++++ TASK DATA ++++
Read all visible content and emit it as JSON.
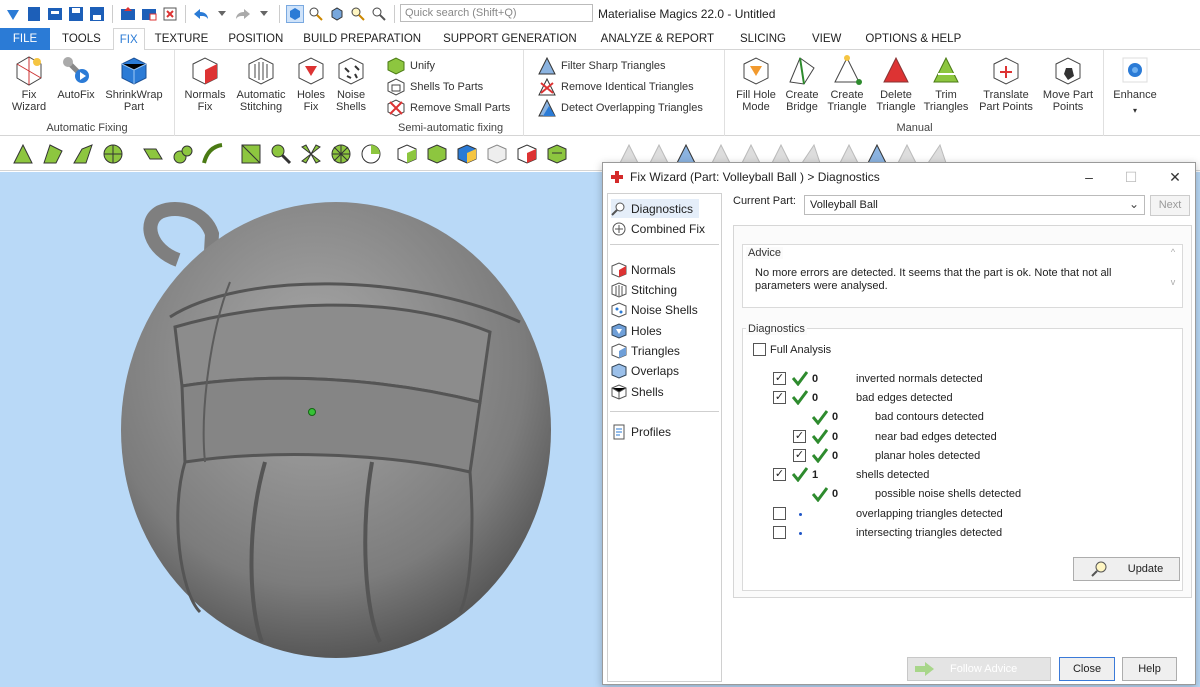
{
  "app": {
    "title": "Materialise Magics 22.0 - Untitled"
  },
  "search": {
    "placeholder": "Quick search (Shift+Q)"
  },
  "tabs": [
    "FILE",
    "TOOLS",
    "FIX",
    "TEXTURE",
    "POSITION",
    "BUILD PREPARATION",
    "SUPPORT GENERATION",
    "ANALYZE & REPORT",
    "SLICING",
    "VIEW",
    "OPTIONS & HELP"
  ],
  "ribbon": {
    "groups": {
      "automatic": "Automatic Fixing",
      "semi": "Semi-automatic fixing",
      "manual": "Manual"
    },
    "buttons": {
      "fix_wizard": "Fix\nWizard",
      "autofix": "AutoFix",
      "shrinkwrap": "ShrinkWrap\nPart",
      "normals_fix": "Normals\nFix",
      "auto_stitching": "Automatic\nStitching",
      "holes_fix": "Holes\nFix",
      "noise_shells": "Noise\nShells",
      "unify": "Unify",
      "shells_to_parts": "Shells To Parts",
      "remove_small_parts": "Remove Small Parts",
      "filter_sharp": "Filter Sharp Triangles",
      "remove_identical": "Remove Identical Triangles",
      "detect_overlapping": "Detect Overlapping Triangles",
      "fill_hole": "Fill Hole\nMode",
      "create_bridge": "Create\nBridge",
      "create_triangle": "Create\nTriangle",
      "delete_triangle": "Delete\nTriangle",
      "trim_triangles": "Trim\nTriangles",
      "translate_points": "Translate\nPart Points",
      "move_points": "Move Part\nPoints",
      "enhance": "Enhance"
    }
  },
  "dialog": {
    "title": "Fix Wizard (Part: Volleyball Ball ) > Diagnostics",
    "nav": {
      "diagnostics": "Diagnostics",
      "combined_fix": "Combined Fix",
      "normals": "Normals",
      "stitching": "Stitching",
      "noise_shells": "Noise Shells",
      "holes": "Holes",
      "triangles": "Triangles",
      "overlaps": "Overlaps",
      "shells": "Shells",
      "profiles": "Profiles"
    },
    "current_part_label": "Current Part:",
    "current_part_value": "Volleyball Ball",
    "next_label": "Next",
    "advice_label": "Advice",
    "advice_text": "No more errors are detected. It seems that the part is ok. Note that not all parameters were analysed.",
    "diagnostics_label": "Diagnostics",
    "full_analysis_label": "Full Analysis",
    "rows": [
      {
        "count": "0",
        "label": "inverted normals detected"
      },
      {
        "count": "0",
        "label": "bad edges detected"
      },
      {
        "count": "0",
        "label": "bad contours detected"
      },
      {
        "count": "0",
        "label": "near bad edges detected"
      },
      {
        "count": "0",
        "label": "planar holes detected"
      },
      {
        "count": "1",
        "label": "shells detected"
      },
      {
        "count": "0",
        "label": "possible noise shells detected"
      },
      {
        "count": "",
        "label": "overlapping triangles detected"
      },
      {
        "count": "",
        "label": "intersecting triangles detected"
      }
    ],
    "update_label": "Update",
    "follow_advice_label": "Follow Advice",
    "close_label": "Close",
    "help_label": "Help"
  },
  "colors": {
    "accent": "#2b7bd6",
    "viewport_bg": "#b9d9f7",
    "check_green": "#2e8b2e",
    "model_gray": "#8e8e8e"
  }
}
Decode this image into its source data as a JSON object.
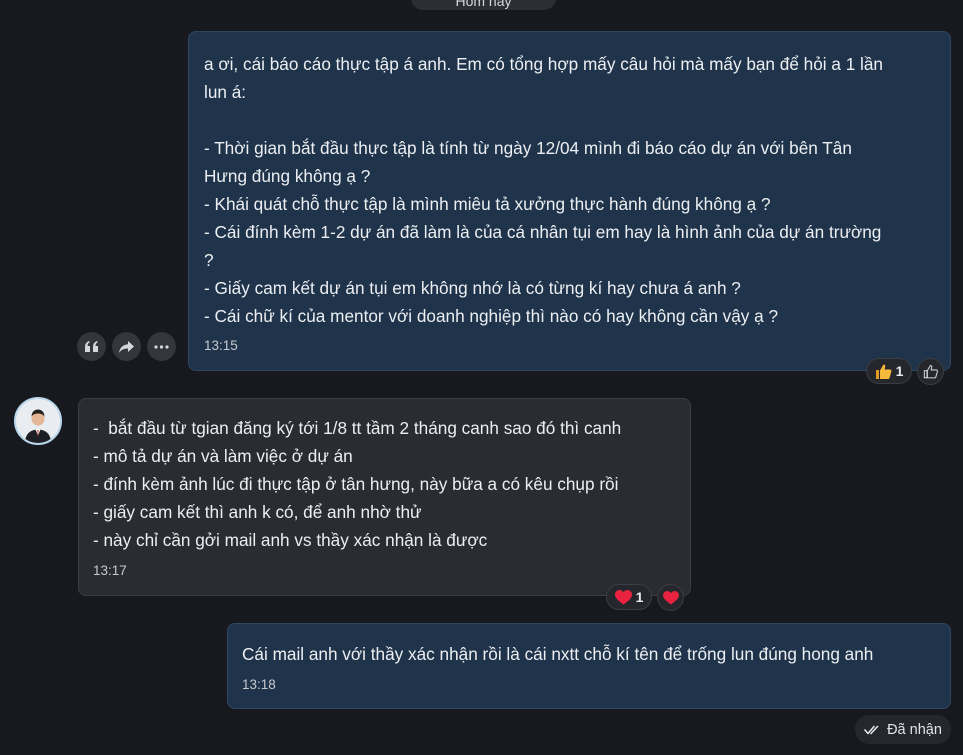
{
  "date_divider": "Hôm nay",
  "messages": [
    {
      "lines": [
        "a ơi, cái báo cáo thực tập á anh. Em có tổng hợp mấy câu hỏi mà mấy bạn để hỏi a 1 lần",
        "lun á:",
        "",
        "- Thời gian bắt đầu thực tập là tính từ ngày 12/04 mình đi báo cáo dự án với bên Tân",
        "Hưng đúng không ạ ?",
        "- Khái quát chỗ thực tập là mình miêu tả xưởng thực hành đúng không ạ ?",
        "- Cái đính kèm 1-2 dự án đã làm là của cá nhân tụi em hay là hình ảnh của dự án trường",
        "?",
        "- Giấy cam kết dự án tụi em không nhớ là có từng kí hay chưa á anh ?",
        "- Cái chữ kí của mentor với doanh nghiệp thì nào có hay không cần vậy ạ ?"
      ],
      "time": "13:15",
      "reaction": {
        "icon": "thumbs-up",
        "count": "1"
      }
    },
    {
      "lines": [
        "-  bắt đầu từ tgian đăng ký tới 1/8 tt tầm 2 tháng canh sao đó thì canh",
        "- mô tả dự án và làm việc ở dự án",
        "- đính kèm ảnh lúc đi thực tập ở tân hưng, này bữa a có kêu chụp rồi",
        "- giấy cam kết thì anh k có, để anh nhờ thử",
        "- này chỉ cần gởi mail anh vs thầy xác nhận là được"
      ],
      "time": "13:17",
      "reaction": {
        "icon": "heart",
        "count": "1"
      }
    },
    {
      "lines": [
        "Cái mail anh với thầy xác nhận rồi là cái nxtt chỗ kí tên để trống lun đúng hong anh"
      ],
      "time": "13:18"
    }
  ],
  "status": "Đã nhận",
  "colors": {
    "accent_blue": "#1f344b",
    "heart": "#e8223f",
    "thumb": "#f5b93b"
  }
}
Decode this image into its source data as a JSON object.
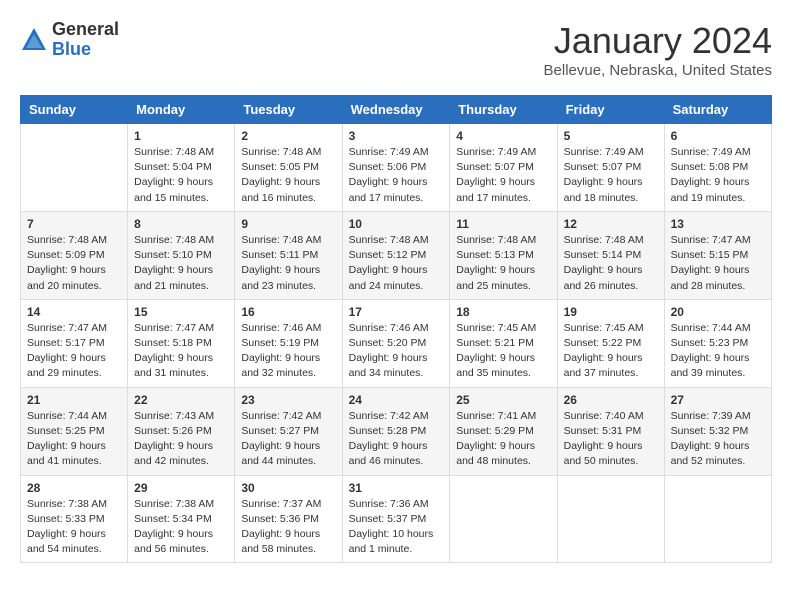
{
  "header": {
    "logo_general": "General",
    "logo_blue": "Blue",
    "month_title": "January 2024",
    "location": "Bellevue, Nebraska, United States"
  },
  "weekdays": [
    "Sunday",
    "Monday",
    "Tuesday",
    "Wednesday",
    "Thursday",
    "Friday",
    "Saturday"
  ],
  "weeks": [
    [
      {
        "day": "",
        "sunrise": "",
        "sunset": "",
        "daylight": ""
      },
      {
        "day": "1",
        "sunrise": "Sunrise: 7:48 AM",
        "sunset": "Sunset: 5:04 PM",
        "daylight": "Daylight: 9 hours and 15 minutes."
      },
      {
        "day": "2",
        "sunrise": "Sunrise: 7:48 AM",
        "sunset": "Sunset: 5:05 PM",
        "daylight": "Daylight: 9 hours and 16 minutes."
      },
      {
        "day": "3",
        "sunrise": "Sunrise: 7:49 AM",
        "sunset": "Sunset: 5:06 PM",
        "daylight": "Daylight: 9 hours and 17 minutes."
      },
      {
        "day": "4",
        "sunrise": "Sunrise: 7:49 AM",
        "sunset": "Sunset: 5:07 PM",
        "daylight": "Daylight: 9 hours and 17 minutes."
      },
      {
        "day": "5",
        "sunrise": "Sunrise: 7:49 AM",
        "sunset": "Sunset: 5:07 PM",
        "daylight": "Daylight: 9 hours and 18 minutes."
      },
      {
        "day": "6",
        "sunrise": "Sunrise: 7:49 AM",
        "sunset": "Sunset: 5:08 PM",
        "daylight": "Daylight: 9 hours and 19 minutes."
      }
    ],
    [
      {
        "day": "7",
        "sunrise": "Sunrise: 7:48 AM",
        "sunset": "Sunset: 5:09 PM",
        "daylight": "Daylight: 9 hours and 20 minutes."
      },
      {
        "day": "8",
        "sunrise": "Sunrise: 7:48 AM",
        "sunset": "Sunset: 5:10 PM",
        "daylight": "Daylight: 9 hours and 21 minutes."
      },
      {
        "day": "9",
        "sunrise": "Sunrise: 7:48 AM",
        "sunset": "Sunset: 5:11 PM",
        "daylight": "Daylight: 9 hours and 23 minutes."
      },
      {
        "day": "10",
        "sunrise": "Sunrise: 7:48 AM",
        "sunset": "Sunset: 5:12 PM",
        "daylight": "Daylight: 9 hours and 24 minutes."
      },
      {
        "day": "11",
        "sunrise": "Sunrise: 7:48 AM",
        "sunset": "Sunset: 5:13 PM",
        "daylight": "Daylight: 9 hours and 25 minutes."
      },
      {
        "day": "12",
        "sunrise": "Sunrise: 7:48 AM",
        "sunset": "Sunset: 5:14 PM",
        "daylight": "Daylight: 9 hours and 26 minutes."
      },
      {
        "day": "13",
        "sunrise": "Sunrise: 7:47 AM",
        "sunset": "Sunset: 5:15 PM",
        "daylight": "Daylight: 9 hours and 28 minutes."
      }
    ],
    [
      {
        "day": "14",
        "sunrise": "Sunrise: 7:47 AM",
        "sunset": "Sunset: 5:17 PM",
        "daylight": "Daylight: 9 hours and 29 minutes."
      },
      {
        "day": "15",
        "sunrise": "Sunrise: 7:47 AM",
        "sunset": "Sunset: 5:18 PM",
        "daylight": "Daylight: 9 hours and 31 minutes."
      },
      {
        "day": "16",
        "sunrise": "Sunrise: 7:46 AM",
        "sunset": "Sunset: 5:19 PM",
        "daylight": "Daylight: 9 hours and 32 minutes."
      },
      {
        "day": "17",
        "sunrise": "Sunrise: 7:46 AM",
        "sunset": "Sunset: 5:20 PM",
        "daylight": "Daylight: 9 hours and 34 minutes."
      },
      {
        "day": "18",
        "sunrise": "Sunrise: 7:45 AM",
        "sunset": "Sunset: 5:21 PM",
        "daylight": "Daylight: 9 hours and 35 minutes."
      },
      {
        "day": "19",
        "sunrise": "Sunrise: 7:45 AM",
        "sunset": "Sunset: 5:22 PM",
        "daylight": "Daylight: 9 hours and 37 minutes."
      },
      {
        "day": "20",
        "sunrise": "Sunrise: 7:44 AM",
        "sunset": "Sunset: 5:23 PM",
        "daylight": "Daylight: 9 hours and 39 minutes."
      }
    ],
    [
      {
        "day": "21",
        "sunrise": "Sunrise: 7:44 AM",
        "sunset": "Sunset: 5:25 PM",
        "daylight": "Daylight: 9 hours and 41 minutes."
      },
      {
        "day": "22",
        "sunrise": "Sunrise: 7:43 AM",
        "sunset": "Sunset: 5:26 PM",
        "daylight": "Daylight: 9 hours and 42 minutes."
      },
      {
        "day": "23",
        "sunrise": "Sunrise: 7:42 AM",
        "sunset": "Sunset: 5:27 PM",
        "daylight": "Daylight: 9 hours and 44 minutes."
      },
      {
        "day": "24",
        "sunrise": "Sunrise: 7:42 AM",
        "sunset": "Sunset: 5:28 PM",
        "daylight": "Daylight: 9 hours and 46 minutes."
      },
      {
        "day": "25",
        "sunrise": "Sunrise: 7:41 AM",
        "sunset": "Sunset: 5:29 PM",
        "daylight": "Daylight: 9 hours and 48 minutes."
      },
      {
        "day": "26",
        "sunrise": "Sunrise: 7:40 AM",
        "sunset": "Sunset: 5:31 PM",
        "daylight": "Daylight: 9 hours and 50 minutes."
      },
      {
        "day": "27",
        "sunrise": "Sunrise: 7:39 AM",
        "sunset": "Sunset: 5:32 PM",
        "daylight": "Daylight: 9 hours and 52 minutes."
      }
    ],
    [
      {
        "day": "28",
        "sunrise": "Sunrise: 7:38 AM",
        "sunset": "Sunset: 5:33 PM",
        "daylight": "Daylight: 9 hours and 54 minutes."
      },
      {
        "day": "29",
        "sunrise": "Sunrise: 7:38 AM",
        "sunset": "Sunset: 5:34 PM",
        "daylight": "Daylight: 9 hours and 56 minutes."
      },
      {
        "day": "30",
        "sunrise": "Sunrise: 7:37 AM",
        "sunset": "Sunset: 5:36 PM",
        "daylight": "Daylight: 9 hours and 58 minutes."
      },
      {
        "day": "31",
        "sunrise": "Sunrise: 7:36 AM",
        "sunset": "Sunset: 5:37 PM",
        "daylight": "Daylight: 10 hours and 1 minute."
      },
      {
        "day": "",
        "sunrise": "",
        "sunset": "",
        "daylight": ""
      },
      {
        "day": "",
        "sunrise": "",
        "sunset": "",
        "daylight": ""
      },
      {
        "day": "",
        "sunrise": "",
        "sunset": "",
        "daylight": ""
      }
    ]
  ]
}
++++
Show each line of the listing that holds the string "đúng".

ANSWER FOR THIS EXERCISE:
        "Hưng đúng không ạ ?",
        "- Khái quát chỗ thực tập là mình miêu tả xưởng thực hành đúng không ạ ?",
        "Cái mail anh với thầy xác nhận rồi là cái nxtt chỗ kí tên để trống lun đúng hong anh"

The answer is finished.